### INSTRUCTIONS TO FOLLOW
Reproduce all lines of the listing below in which the word "JSON" occurs.

### DATASET ENTRIES
— Begin —

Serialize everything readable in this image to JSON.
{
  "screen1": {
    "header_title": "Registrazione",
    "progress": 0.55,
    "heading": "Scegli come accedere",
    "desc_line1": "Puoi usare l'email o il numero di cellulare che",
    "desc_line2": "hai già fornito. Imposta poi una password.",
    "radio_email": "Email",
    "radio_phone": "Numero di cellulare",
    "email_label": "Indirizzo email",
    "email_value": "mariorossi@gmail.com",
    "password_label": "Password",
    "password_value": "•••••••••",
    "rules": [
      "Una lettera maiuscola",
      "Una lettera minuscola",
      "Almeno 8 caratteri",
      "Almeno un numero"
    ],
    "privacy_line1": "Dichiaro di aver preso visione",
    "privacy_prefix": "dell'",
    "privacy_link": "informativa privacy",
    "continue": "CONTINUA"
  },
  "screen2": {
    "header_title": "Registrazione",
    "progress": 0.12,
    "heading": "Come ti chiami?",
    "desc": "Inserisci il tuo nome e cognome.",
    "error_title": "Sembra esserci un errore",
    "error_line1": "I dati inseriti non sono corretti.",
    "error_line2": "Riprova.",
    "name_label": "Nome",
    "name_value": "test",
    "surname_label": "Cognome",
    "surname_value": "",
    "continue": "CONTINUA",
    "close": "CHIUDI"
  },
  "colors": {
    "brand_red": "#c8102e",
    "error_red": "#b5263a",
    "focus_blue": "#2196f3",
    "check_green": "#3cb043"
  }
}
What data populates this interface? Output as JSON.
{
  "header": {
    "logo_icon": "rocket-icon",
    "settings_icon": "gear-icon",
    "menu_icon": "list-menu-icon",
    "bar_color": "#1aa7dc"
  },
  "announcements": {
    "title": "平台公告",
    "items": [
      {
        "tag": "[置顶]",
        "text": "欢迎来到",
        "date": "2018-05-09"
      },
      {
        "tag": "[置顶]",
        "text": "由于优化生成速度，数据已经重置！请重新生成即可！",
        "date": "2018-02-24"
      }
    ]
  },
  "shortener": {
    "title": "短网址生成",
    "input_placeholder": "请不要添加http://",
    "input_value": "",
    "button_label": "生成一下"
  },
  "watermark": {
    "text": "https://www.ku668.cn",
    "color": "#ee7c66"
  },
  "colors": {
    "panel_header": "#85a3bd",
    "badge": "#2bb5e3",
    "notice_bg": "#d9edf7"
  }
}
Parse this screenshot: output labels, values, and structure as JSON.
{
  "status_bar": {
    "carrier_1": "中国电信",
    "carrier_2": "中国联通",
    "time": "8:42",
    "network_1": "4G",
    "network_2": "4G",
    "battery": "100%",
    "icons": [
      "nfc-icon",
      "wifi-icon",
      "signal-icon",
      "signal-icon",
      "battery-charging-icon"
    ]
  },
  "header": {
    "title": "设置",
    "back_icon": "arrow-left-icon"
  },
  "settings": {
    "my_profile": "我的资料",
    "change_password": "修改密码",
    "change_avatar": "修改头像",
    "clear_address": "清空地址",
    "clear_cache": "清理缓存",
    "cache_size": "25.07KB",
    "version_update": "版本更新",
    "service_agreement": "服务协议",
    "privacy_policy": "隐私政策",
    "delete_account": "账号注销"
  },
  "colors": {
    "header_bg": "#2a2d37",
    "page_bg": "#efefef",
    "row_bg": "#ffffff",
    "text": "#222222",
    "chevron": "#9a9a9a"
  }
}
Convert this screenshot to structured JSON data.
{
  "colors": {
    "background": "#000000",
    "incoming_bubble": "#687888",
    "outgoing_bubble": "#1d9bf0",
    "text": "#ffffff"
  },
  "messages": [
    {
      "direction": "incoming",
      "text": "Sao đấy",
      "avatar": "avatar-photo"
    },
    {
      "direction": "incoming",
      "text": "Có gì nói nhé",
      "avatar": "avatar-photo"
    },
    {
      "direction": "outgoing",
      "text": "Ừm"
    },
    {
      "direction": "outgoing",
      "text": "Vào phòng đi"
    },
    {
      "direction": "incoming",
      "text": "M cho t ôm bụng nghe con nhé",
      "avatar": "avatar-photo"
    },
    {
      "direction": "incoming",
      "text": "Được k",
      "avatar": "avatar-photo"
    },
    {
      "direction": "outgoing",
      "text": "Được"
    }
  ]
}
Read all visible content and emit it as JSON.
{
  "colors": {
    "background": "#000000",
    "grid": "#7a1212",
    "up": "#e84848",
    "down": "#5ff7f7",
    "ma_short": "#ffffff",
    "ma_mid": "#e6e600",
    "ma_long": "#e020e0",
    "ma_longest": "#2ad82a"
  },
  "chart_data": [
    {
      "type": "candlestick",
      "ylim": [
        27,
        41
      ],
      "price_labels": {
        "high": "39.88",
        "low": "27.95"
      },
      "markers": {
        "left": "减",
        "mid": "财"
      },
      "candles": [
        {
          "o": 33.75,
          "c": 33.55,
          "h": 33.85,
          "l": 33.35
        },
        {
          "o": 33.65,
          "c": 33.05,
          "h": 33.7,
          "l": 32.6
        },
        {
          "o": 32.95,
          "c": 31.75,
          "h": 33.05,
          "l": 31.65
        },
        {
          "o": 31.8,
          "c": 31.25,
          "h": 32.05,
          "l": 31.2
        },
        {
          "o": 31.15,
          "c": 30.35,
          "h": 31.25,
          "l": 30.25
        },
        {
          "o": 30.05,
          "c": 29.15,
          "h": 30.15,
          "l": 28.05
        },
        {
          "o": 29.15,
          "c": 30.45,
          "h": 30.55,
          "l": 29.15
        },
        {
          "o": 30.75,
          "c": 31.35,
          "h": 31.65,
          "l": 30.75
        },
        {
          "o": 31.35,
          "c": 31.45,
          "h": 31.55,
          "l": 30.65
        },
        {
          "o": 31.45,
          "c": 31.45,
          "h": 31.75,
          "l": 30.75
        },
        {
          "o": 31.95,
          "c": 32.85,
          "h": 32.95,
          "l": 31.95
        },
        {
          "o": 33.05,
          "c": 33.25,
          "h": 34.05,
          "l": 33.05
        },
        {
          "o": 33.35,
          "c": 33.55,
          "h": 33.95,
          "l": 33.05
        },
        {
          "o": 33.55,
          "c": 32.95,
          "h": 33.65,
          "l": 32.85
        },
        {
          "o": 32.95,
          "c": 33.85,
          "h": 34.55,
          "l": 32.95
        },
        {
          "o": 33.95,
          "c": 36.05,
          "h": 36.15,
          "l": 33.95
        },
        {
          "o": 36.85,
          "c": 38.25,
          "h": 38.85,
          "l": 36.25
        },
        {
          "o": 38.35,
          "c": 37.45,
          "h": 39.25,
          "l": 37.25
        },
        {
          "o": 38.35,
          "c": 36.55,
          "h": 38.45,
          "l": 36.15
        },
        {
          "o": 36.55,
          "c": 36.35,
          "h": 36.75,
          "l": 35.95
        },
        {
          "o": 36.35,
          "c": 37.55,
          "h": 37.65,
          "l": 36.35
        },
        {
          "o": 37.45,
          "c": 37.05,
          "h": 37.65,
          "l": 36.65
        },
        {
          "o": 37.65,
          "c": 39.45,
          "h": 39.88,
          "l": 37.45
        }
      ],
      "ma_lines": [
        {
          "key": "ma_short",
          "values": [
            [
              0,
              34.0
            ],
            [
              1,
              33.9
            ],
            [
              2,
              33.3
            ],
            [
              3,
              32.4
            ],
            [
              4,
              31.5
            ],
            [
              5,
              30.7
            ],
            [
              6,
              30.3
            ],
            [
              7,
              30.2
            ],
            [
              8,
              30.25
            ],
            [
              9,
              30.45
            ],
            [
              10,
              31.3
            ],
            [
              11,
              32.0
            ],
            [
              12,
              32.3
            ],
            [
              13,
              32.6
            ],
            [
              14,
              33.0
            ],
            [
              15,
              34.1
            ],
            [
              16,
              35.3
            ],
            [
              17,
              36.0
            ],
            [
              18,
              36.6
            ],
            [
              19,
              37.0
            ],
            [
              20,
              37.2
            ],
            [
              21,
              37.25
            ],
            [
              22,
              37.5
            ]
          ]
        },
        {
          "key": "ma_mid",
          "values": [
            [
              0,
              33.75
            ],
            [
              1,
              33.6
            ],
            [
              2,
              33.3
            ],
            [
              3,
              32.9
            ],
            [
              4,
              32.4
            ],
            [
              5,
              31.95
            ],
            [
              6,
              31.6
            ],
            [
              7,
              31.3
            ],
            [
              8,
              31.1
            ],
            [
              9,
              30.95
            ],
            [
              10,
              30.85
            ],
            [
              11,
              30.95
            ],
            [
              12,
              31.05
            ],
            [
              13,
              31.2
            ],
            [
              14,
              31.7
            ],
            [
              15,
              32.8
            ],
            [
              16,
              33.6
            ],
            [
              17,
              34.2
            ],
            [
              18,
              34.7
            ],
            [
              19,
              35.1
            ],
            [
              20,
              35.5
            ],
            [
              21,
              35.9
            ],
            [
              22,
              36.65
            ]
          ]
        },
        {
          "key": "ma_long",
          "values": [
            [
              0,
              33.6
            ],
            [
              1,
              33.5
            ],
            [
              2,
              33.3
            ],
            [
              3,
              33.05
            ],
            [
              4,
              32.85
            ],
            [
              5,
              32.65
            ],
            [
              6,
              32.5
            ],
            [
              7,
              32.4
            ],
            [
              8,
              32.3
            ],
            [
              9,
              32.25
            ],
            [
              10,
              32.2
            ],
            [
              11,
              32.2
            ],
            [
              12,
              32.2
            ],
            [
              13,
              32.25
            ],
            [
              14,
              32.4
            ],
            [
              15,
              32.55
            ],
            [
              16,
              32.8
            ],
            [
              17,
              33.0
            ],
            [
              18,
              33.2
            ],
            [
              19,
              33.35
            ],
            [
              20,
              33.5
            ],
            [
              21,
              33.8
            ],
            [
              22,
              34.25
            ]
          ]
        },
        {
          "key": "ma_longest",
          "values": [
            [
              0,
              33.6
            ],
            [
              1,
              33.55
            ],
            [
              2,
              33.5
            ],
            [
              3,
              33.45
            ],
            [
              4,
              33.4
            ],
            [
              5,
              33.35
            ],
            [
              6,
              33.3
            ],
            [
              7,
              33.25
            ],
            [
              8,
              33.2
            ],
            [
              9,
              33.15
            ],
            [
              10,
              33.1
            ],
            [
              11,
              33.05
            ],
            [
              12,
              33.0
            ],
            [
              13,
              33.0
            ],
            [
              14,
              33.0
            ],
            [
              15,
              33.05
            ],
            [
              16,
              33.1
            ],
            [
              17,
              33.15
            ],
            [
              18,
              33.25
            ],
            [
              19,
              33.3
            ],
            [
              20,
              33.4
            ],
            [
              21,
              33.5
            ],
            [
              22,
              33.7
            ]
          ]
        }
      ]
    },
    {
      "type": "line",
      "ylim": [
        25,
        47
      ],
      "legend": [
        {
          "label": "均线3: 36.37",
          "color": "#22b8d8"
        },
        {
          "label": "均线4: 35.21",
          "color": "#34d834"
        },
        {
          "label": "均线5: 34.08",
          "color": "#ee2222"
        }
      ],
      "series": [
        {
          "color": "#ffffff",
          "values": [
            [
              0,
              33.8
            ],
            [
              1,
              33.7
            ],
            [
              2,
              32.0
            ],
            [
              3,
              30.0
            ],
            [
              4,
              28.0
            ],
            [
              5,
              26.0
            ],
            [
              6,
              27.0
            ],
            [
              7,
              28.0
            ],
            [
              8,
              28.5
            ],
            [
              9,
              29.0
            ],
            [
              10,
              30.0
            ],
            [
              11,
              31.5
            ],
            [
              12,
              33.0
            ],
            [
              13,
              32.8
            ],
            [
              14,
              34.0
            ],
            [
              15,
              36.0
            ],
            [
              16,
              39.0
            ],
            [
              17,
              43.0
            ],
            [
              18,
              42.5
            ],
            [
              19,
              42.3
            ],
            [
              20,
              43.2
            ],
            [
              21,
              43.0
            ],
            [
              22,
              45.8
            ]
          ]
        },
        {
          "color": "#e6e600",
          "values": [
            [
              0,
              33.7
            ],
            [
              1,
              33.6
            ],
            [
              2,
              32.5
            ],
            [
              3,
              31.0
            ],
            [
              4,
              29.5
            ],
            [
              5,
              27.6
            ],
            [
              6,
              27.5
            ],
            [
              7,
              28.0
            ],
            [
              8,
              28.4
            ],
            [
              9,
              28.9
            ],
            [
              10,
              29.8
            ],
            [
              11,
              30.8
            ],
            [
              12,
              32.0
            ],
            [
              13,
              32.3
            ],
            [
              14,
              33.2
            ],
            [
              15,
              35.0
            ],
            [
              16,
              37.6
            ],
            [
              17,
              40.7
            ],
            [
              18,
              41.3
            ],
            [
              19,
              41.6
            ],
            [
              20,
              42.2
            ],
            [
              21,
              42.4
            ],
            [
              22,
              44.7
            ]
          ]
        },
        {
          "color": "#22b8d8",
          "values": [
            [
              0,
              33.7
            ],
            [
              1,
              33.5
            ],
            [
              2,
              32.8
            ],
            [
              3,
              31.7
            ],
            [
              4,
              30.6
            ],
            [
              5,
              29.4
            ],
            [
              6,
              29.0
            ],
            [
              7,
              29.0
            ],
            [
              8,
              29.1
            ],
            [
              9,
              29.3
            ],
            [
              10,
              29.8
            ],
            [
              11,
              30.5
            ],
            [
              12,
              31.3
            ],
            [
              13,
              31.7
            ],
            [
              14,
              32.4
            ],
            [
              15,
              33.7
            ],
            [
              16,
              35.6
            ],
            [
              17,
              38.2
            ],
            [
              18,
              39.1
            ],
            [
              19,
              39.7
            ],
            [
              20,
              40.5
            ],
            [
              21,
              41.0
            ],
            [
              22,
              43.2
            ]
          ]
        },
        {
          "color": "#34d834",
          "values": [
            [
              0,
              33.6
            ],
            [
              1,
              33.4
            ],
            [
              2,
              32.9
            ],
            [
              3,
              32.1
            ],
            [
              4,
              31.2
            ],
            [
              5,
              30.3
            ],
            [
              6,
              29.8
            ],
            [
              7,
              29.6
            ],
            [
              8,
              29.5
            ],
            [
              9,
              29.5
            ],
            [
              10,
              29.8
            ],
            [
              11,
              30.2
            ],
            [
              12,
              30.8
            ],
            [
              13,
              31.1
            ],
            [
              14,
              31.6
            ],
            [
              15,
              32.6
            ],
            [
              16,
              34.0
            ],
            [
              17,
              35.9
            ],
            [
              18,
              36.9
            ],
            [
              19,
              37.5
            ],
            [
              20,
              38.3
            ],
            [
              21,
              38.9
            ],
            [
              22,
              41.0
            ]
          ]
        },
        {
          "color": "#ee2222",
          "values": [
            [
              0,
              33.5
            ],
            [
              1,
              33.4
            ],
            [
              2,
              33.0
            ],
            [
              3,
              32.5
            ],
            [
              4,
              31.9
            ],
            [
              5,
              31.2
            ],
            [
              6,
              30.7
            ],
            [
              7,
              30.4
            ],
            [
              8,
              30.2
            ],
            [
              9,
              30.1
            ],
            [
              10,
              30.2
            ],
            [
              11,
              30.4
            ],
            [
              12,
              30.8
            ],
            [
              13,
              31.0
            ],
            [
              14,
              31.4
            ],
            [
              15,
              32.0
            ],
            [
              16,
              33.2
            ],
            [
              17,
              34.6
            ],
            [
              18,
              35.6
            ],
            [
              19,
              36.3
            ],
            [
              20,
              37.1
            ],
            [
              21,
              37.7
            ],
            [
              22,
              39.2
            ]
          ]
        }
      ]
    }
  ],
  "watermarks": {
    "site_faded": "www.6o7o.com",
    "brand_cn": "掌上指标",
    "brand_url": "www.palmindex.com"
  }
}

— End —

### EXERCISE SOLUTION
Serialize everything readable in this image to JSON.
What data populates this interface? Output as JSON.
Parse this screenshot: output labels, values, and structure as JSON.
Convert this screenshot to structured JSON data.
Read all visible content and emit it as JSON.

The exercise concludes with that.